**Items from a data source:**
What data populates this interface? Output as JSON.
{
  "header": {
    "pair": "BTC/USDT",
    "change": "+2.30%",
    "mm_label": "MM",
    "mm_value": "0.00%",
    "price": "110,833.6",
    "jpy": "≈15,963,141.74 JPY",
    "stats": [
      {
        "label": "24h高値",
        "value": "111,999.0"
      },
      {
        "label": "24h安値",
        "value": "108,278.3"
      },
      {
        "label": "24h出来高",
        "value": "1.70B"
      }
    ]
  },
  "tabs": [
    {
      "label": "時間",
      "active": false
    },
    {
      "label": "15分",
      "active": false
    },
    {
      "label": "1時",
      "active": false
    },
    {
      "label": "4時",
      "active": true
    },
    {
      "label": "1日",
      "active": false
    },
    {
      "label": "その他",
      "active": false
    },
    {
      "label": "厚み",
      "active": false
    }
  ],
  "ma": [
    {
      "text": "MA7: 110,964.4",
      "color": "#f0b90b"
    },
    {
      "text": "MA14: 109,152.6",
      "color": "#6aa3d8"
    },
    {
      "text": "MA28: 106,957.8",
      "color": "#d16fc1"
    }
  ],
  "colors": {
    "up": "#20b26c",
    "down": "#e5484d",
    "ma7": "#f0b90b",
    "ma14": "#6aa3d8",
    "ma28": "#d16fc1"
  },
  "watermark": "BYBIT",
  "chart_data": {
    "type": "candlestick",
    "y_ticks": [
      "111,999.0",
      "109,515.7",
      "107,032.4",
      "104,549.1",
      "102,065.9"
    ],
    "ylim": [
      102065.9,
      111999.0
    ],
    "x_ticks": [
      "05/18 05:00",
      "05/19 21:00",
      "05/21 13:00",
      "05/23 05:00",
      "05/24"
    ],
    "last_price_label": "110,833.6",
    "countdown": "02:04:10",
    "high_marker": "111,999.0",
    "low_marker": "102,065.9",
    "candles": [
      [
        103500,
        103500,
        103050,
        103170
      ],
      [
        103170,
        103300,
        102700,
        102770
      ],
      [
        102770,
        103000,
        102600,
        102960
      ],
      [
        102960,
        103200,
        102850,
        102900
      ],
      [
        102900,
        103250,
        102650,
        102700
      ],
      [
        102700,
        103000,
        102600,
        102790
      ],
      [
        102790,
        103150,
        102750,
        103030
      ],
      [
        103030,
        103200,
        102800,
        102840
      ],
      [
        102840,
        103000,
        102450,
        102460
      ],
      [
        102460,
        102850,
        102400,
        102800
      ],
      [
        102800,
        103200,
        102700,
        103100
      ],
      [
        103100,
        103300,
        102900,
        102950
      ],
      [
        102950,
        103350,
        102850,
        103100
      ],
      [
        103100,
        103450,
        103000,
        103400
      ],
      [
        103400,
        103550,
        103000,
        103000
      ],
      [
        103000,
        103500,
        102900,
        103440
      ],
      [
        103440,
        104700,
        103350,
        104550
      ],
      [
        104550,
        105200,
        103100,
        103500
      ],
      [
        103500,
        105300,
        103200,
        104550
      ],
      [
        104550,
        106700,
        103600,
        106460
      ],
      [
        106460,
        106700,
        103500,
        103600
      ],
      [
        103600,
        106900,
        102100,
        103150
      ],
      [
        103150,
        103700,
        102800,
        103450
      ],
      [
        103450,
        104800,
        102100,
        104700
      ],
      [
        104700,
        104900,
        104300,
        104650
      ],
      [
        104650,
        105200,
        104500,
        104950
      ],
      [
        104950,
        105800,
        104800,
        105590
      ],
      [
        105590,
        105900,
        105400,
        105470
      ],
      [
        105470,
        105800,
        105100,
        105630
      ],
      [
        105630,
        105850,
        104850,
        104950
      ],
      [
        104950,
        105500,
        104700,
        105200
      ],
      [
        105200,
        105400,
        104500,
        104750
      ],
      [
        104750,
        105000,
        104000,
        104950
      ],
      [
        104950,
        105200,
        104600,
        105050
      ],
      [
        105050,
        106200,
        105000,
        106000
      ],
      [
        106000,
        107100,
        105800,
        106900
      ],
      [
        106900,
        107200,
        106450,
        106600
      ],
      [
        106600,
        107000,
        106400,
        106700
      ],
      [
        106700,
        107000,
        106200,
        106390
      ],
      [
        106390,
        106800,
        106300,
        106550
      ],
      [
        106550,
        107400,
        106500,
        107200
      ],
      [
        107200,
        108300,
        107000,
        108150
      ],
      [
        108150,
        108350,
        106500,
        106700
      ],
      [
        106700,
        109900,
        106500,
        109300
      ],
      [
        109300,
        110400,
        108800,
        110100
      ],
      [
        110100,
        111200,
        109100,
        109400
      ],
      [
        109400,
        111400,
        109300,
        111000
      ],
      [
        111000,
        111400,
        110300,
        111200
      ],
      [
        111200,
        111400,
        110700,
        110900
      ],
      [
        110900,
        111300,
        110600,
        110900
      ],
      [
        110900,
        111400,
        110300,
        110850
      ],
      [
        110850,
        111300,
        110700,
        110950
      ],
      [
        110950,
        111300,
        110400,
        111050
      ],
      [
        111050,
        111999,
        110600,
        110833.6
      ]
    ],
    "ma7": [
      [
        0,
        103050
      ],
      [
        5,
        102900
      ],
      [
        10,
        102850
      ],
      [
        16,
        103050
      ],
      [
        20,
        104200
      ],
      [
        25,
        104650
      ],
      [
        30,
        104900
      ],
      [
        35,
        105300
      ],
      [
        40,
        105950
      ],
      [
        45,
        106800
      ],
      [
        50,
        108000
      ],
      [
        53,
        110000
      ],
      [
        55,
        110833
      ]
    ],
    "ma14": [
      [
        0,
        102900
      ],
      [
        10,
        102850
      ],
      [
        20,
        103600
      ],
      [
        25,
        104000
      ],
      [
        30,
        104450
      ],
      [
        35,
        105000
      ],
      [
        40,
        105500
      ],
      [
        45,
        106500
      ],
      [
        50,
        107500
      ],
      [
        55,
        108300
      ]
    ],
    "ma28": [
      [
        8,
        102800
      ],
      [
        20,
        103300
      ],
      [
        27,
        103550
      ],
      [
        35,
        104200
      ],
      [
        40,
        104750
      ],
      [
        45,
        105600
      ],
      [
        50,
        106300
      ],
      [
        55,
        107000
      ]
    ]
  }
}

**Work to do:** List each line in the listing that contains the string "text".

**Response to the task:**
      "text": "MA7: 110,964.4",
      "text": "MA14: 109,152.6",
      "text": "MA28: 106,957.8",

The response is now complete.